Write the data out again, character for character, with no images.

[begin DATASET]

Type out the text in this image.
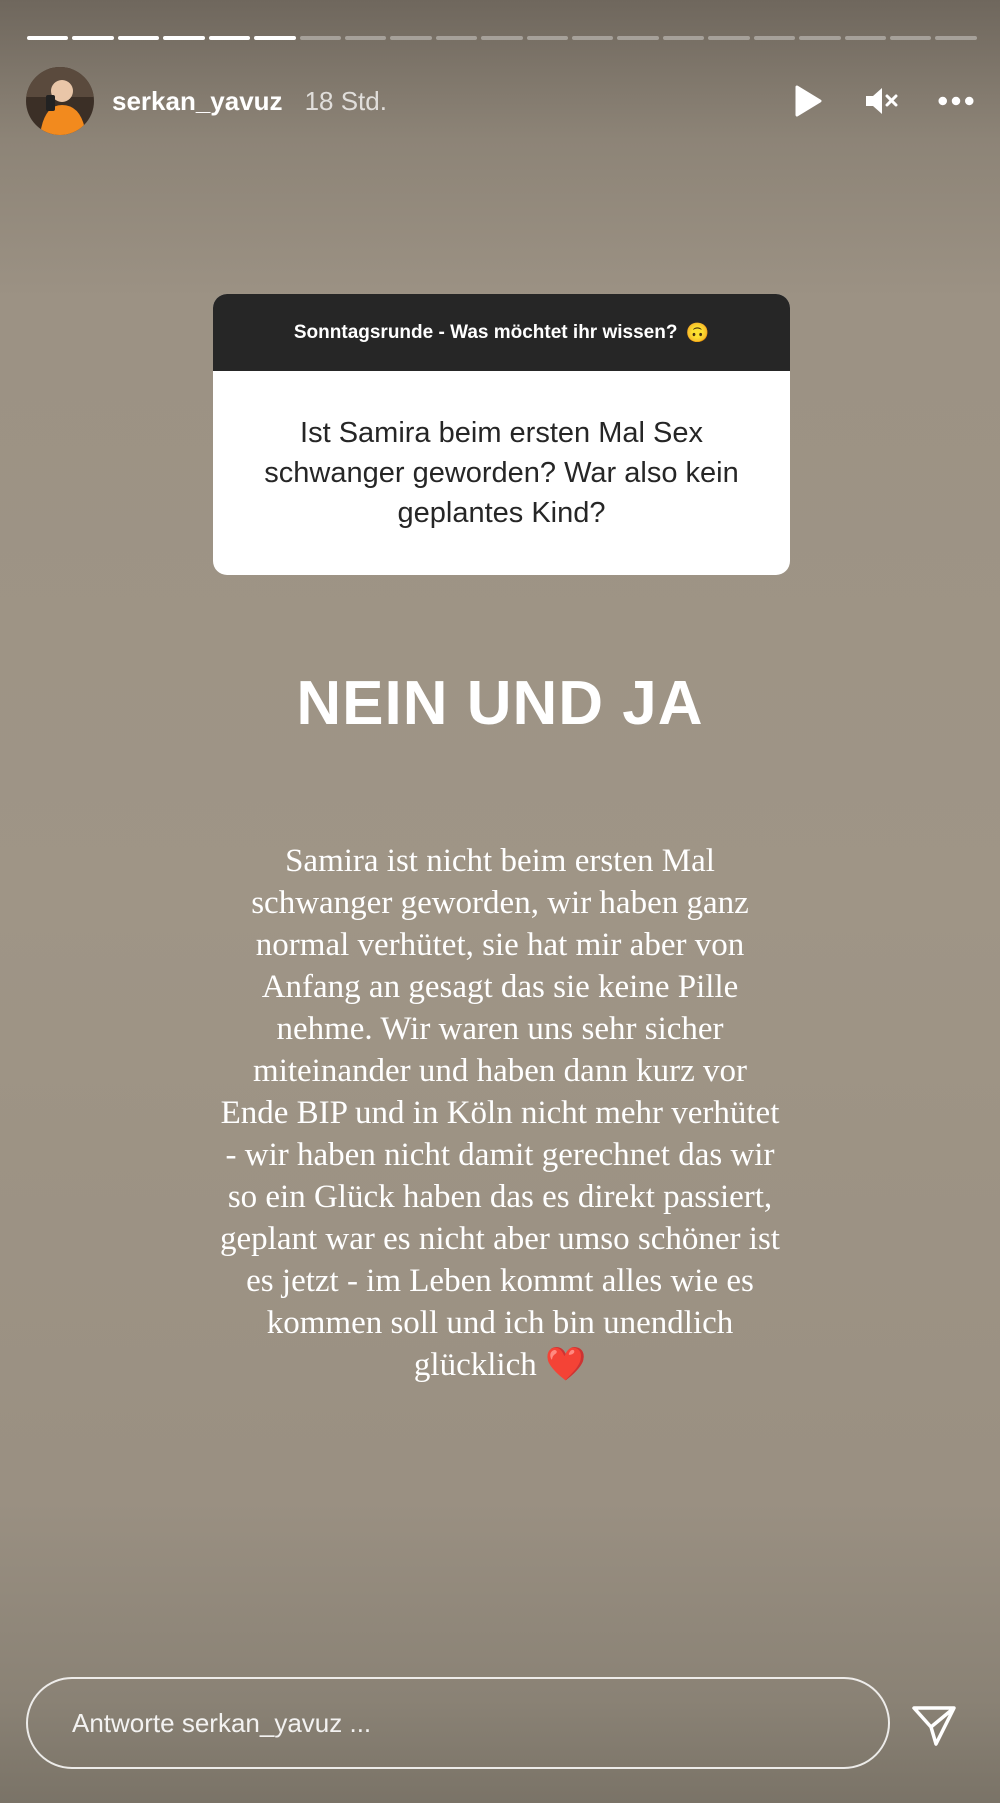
serkan_yavuz 18 Std.
Sonntagsrunde - Was möchtet ihr wissen? 🙃
Ist Samira beim ersten Mal Sex schwanger geworden? War also kein geplantes Kind?
NEIN UND JA
Samira ist nicht beim ersten Mal schwanger geworden, wir haben ganz normal verhütet, sie hat mir aber von Anfang an gesagt das sie keine Pille nehme. Wir waren uns sehr sicher miteinander und haben dann kurz vor Ende BIP und in Köln nicht mehr verhütet - wir haben nicht damit gerechnet das wir so ein Glück haben das es direkt passiert, geplant war es nicht aber umso schöner ist es jetzt - im Leben kommt alles wie es kommen soll und ich bin unendlich glücklich ❤️
Antworte serkan_yavuz ...
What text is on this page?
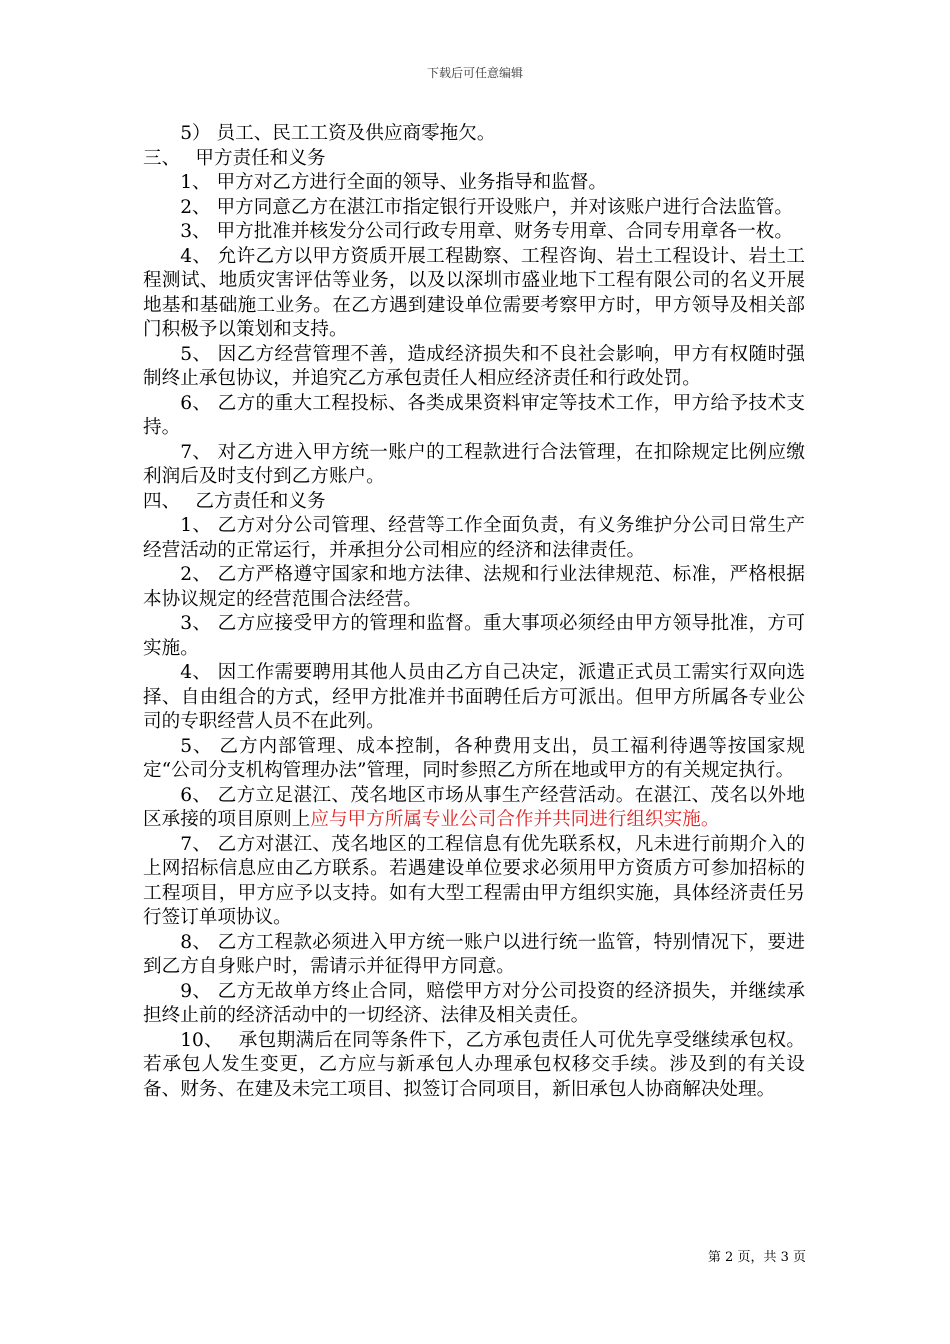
下载后可任意编辑

5） 员工、民工工资及供应商零拖欠。

三、　 甲方责任和义务

1、 甲方对乙方进行全面的领导、业务指导和监督。

2、 甲方同意乙方在湛江市指定银行开设账户，并对该账户进行合法监管。

3、 甲方批准并核发分公司行政专用章、财务专用章、合同专用章各一枚。

4、 允许乙方以甲方资质开展工程勘察、工程咨询、岩土工程设计、岩土工程测试、地质灾害评估等业务，以及以深圳市盛业地下工程有限公司的名义开展地基和基础施工业务。在乙方遇到建设单位需要考察甲方时，甲方领导及相关部门积极予以策划和支持。

5、 因乙方经营管理不善，造成经济损失和不良社会影响，甲方有权随时强制终止承包协议，并追究乙方承包责任人相应经济责任和行政处罚。

6、 乙方的重大工程投标、各类成果资料审定等技术工作，甲方给予技术支持。

7、 对乙方进入甲方统一账户的工程款进行合法管理，在扣除规定比例应缴利润后及时支付到乙方账户。

四、　 乙方责任和义务

1、 乙方对分公司管理、经营等工作全面负责，有义务维护分公司日常生产经营活动的正常运行，并承担分公司相应的经济和法律责任。

2、 乙方严格遵守国家和地方法律、法规和行业法律规范、标准，严格根据本协议规定的经营范围合法经营。

3、 乙方应接受甲方的管理和监督。重大事项必须经由甲方领导批准，方可实施。

4、 因工作需要聘用其他人员由乙方自己决定，派遣正式员工需实行双向选择、自由组合的方式，经甲方批准并书面聘任后方可派出。但甲方所属各专业公司的专职经营人员不在此列。

5、 乙方内部管理、成本控制，各种费用支出，员工福利待遇等按国家规定“公司分支机构管理办法”管理，同时参照乙方所在地或甲方的有关规定执行。

6、 乙方立足湛江、茂名地区市场从事生产经营活动。在湛江、茂名以外地区承接的项目原则上应与甲方所属专业公司合作并共同进行组织实施。

7、 乙方对湛江、茂名地区的工程信息有优先联系权，凡未进行前期介入的上网招标信息应由乙方联系。若遇建设单位要求必须用甲方资质方可参加招标的工程项目，甲方应予以支持。如有大型工程需由甲方组织实施，具体经济责任另行签订单项协议。

8、 乙方工程款必须进入甲方统一账户以进行统一监管，特别情况下，要进到乙方自身账户时，需请示并征得甲方同意。

9、 乙方无故单方终止合同，赔偿甲方对分公司投资的经济损失，并继续承担终止前的经济活动中的一切经济、法律及相关责任。

10、　 承包期满后在同等条件下，乙方承包责任人可优先享受继续承包权。若承包人发生变更，乙方应与新承包人办理承包权移交手续。涉及到的有关设备、财务、在建及未完工项目、拟签订合同项目，新旧承包人协商解决处理。

第 2 页，共 3 页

[end DATASET]

▶ [EXERCISE RESPONSE]
Type out the text in this image.
serkan_yavuz 18 Std.
Sonntagsrunde - Was möchtet ihr wissen? 🙃
Ist Samira beim ersten Mal Sex schwanger geworden? War also kein geplantes Kind?
NEIN UND JA
Samira ist nicht beim ersten Mal schwanger geworden, wir haben ganz normal verhütet, sie hat mir aber von Anfang an gesagt das sie keine Pille nehme. Wir waren uns sehr sicher miteinander und haben dann kurz vor Ende BIP und in Köln nicht mehr verhütet - wir haben nicht damit gerechnet das wir so ein Glück haben das es direkt passiert, geplant war es nicht aber umso schöner ist es jetzt - im Leben kommt alles wie es kommen soll und ich bin unendlich glücklich ❤️
Antworte serkan_yavuz ...
What text is on this page?
下载后可任意编辑

5） 员工、民工工资及供应商零拖欠。

三、　 甲方责任和义务

1、 甲方对乙方进行全面的领导、业务指导和监督。

2、 甲方同意乙方在湛江市指定银行开设账户，并对该账户进行合法监管。

3、 甲方批准并核发分公司行政专用章、财务专用章、合同专用章各一枚。

4、 允许乙方以甲方资质开展工程勘察、工程咨询、岩土工程设计、岩土工程测试、地质灾害评估等业务，以及以深圳市盛业地下工程有限公司的名义开展地基和基础施工业务。在乙方遇到建设单位需要考察甲方时，甲方领导及相关部门积极予以策划和支持。

5、 因乙方经营管理不善，造成经济损失和不良社会影响，甲方有权随时强制终止承包协议，并追究乙方承包责任人相应经济责任和行政处罚。

6、 乙方的重大工程投标、各类成果资料审定等技术工作，甲方给予技术支持。

7、 对乙方进入甲方统一账户的工程款进行合法管理，在扣除规定比例应缴利润后及时支付到乙方账户。

四、　 乙方责任和义务

1、 乙方对分公司管理、经营等工作全面负责，有义务维护分公司日常生产经营活动的正常运行，并承担分公司相应的经济和法律责任。

2、 乙方严格遵守国家和地方法律、法规和行业法律规范、标准，严格根据本协议规定的经营范围合法经营。

3、 乙方应接受甲方的管理和监督。重大事项必须经由甲方领导批准，方可实施。

4、 因工作需要聘用其他人员由乙方自己决定，派遣正式员工需实行双向选择、自由组合的方式，经甲方批准并书面聘任后方可派出。但甲方所属各专业公司的专职经营人员不在此列。

5、 乙方内部管理、成本控制，各种费用支出，员工福利待遇等按国家规定“公司分支机构管理办法”管理，同时参照乙方所在地或甲方的有关规定执行。

6、 乙方立足湛江、茂名地区市场从事生产经营活动。在湛江、茂名以外地区承接的项目原则上应与甲方所属专业公司合作并共同进行组织实施。

7、 乙方对湛江、茂名地区的工程信息有优先联系权，凡未进行前期介入的上网招标信息应由乙方联系。若遇建设单位要求必须用甲方资质方可参加招标的工程项目，甲方应予以支持。如有大型工程需由甲方组织实施，具体经济责任另行签订单项协议。

8、 乙方工程款必须进入甲方统一账户以进行统一监管，特别情况下，要进到乙方自身账户时，需请示并征得甲方同意。

9、 乙方无故单方终止合同，赔偿甲方对分公司投资的经济损失，并继续承担终止前的经济活动中的一切经济、法律及相关责任。

10、　 承包期满后在同等条件下，乙方承包责任人可优先享受继续承包权。若承包人发生变更，乙方应与新承包人办理承包权移交手续。涉及到的有关设备、财务、在建及未完工项目、拟签订合同项目，新旧承包人协商解决处理。

第 2 页，共 3 页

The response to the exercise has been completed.